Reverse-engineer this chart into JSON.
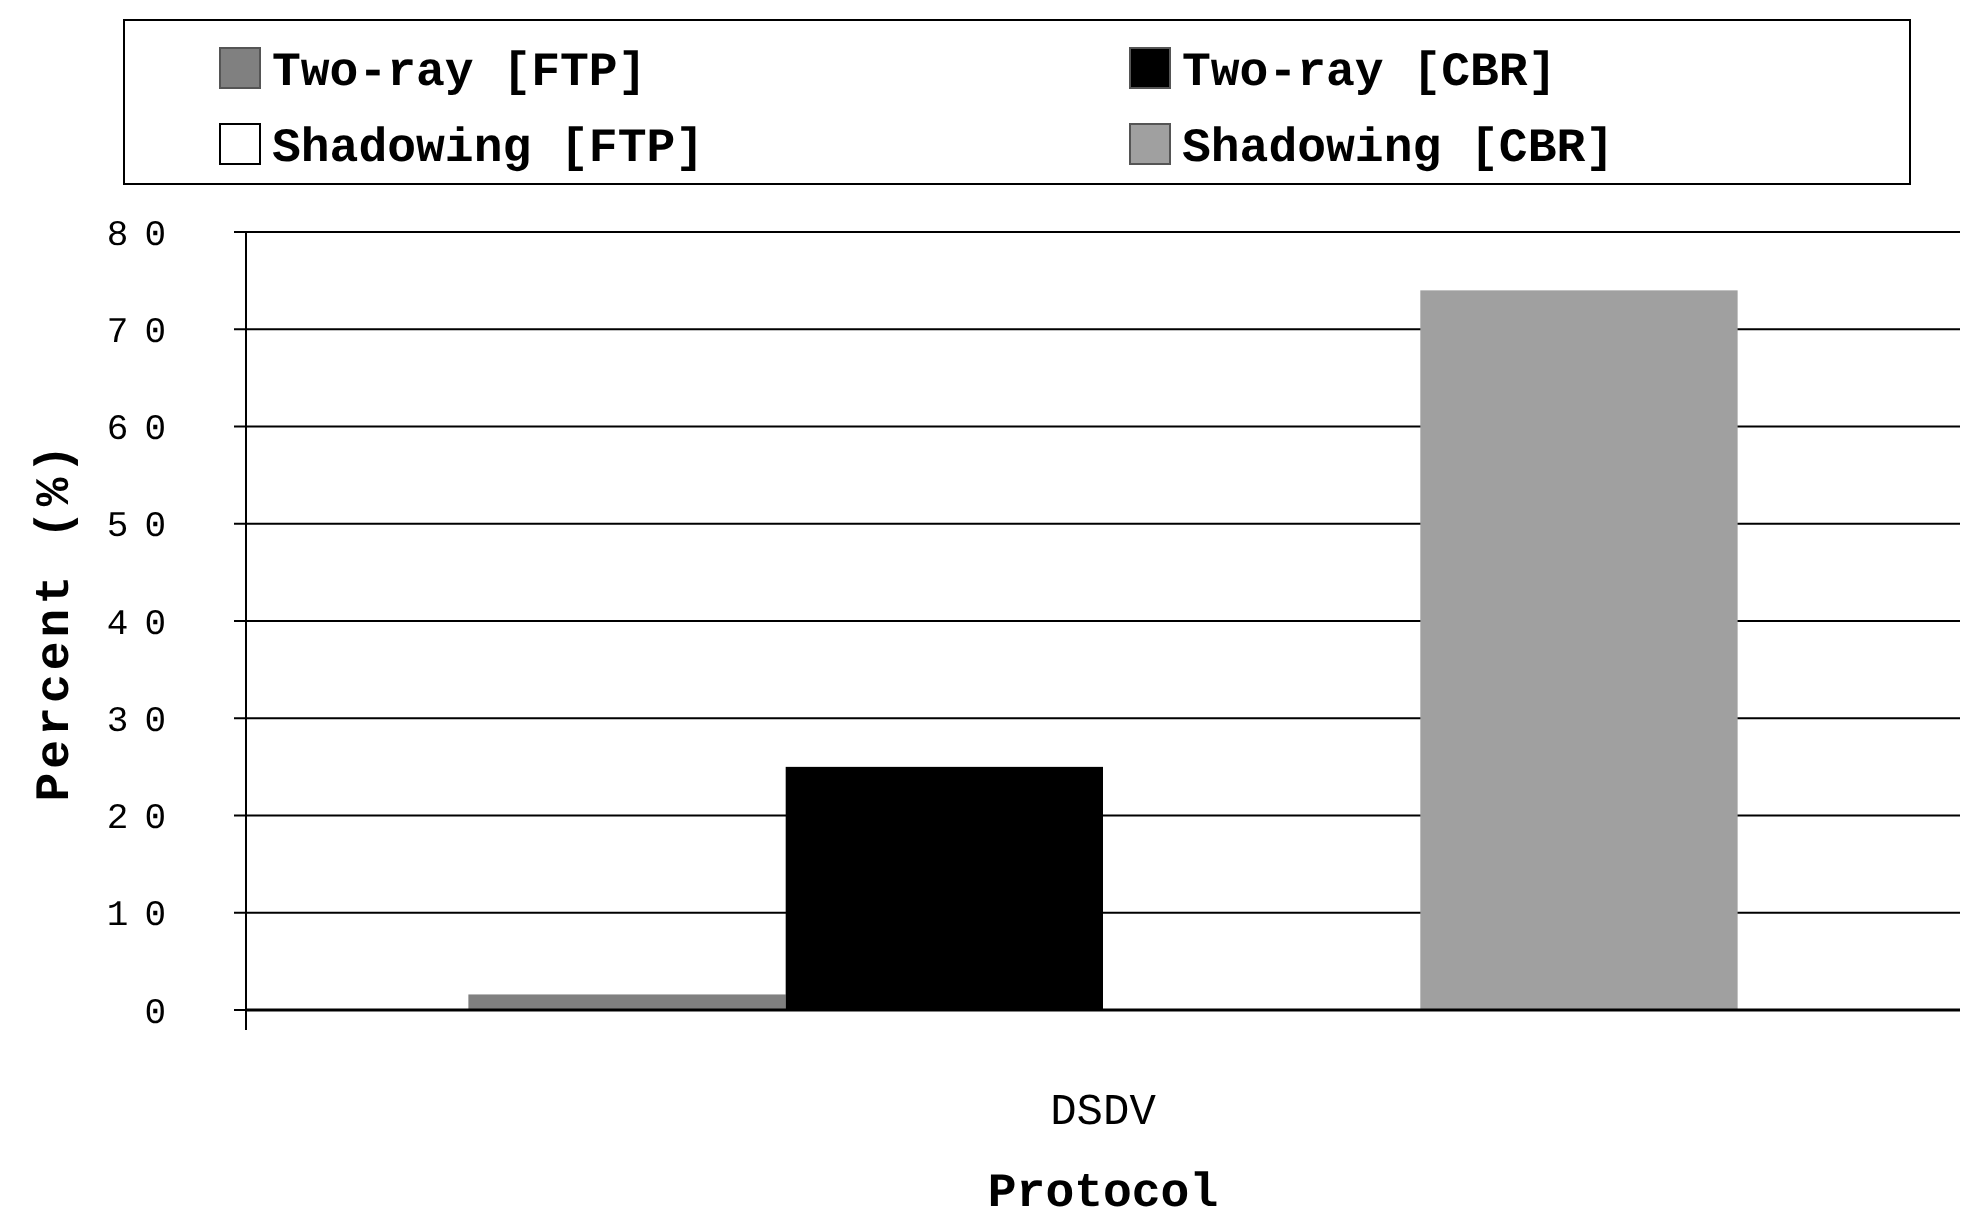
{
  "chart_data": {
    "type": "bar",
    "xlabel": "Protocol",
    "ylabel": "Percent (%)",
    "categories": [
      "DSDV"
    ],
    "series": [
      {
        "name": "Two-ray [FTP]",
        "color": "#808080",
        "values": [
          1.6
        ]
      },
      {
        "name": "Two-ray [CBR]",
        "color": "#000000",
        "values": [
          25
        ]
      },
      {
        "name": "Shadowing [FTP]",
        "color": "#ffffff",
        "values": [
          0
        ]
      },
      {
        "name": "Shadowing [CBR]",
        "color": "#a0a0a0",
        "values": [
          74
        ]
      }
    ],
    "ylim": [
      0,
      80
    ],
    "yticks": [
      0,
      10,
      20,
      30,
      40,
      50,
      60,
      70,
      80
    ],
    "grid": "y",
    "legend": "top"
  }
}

----

--- Task goal ---
Select every line where the word "name" occurs.

--- The answer ---
        "name": "Two-ray [FTP]",
        "name": "Two-ray [CBR]",
        "name": "Shadowing [FTP]",
        "name": "Shadowing [CBR]",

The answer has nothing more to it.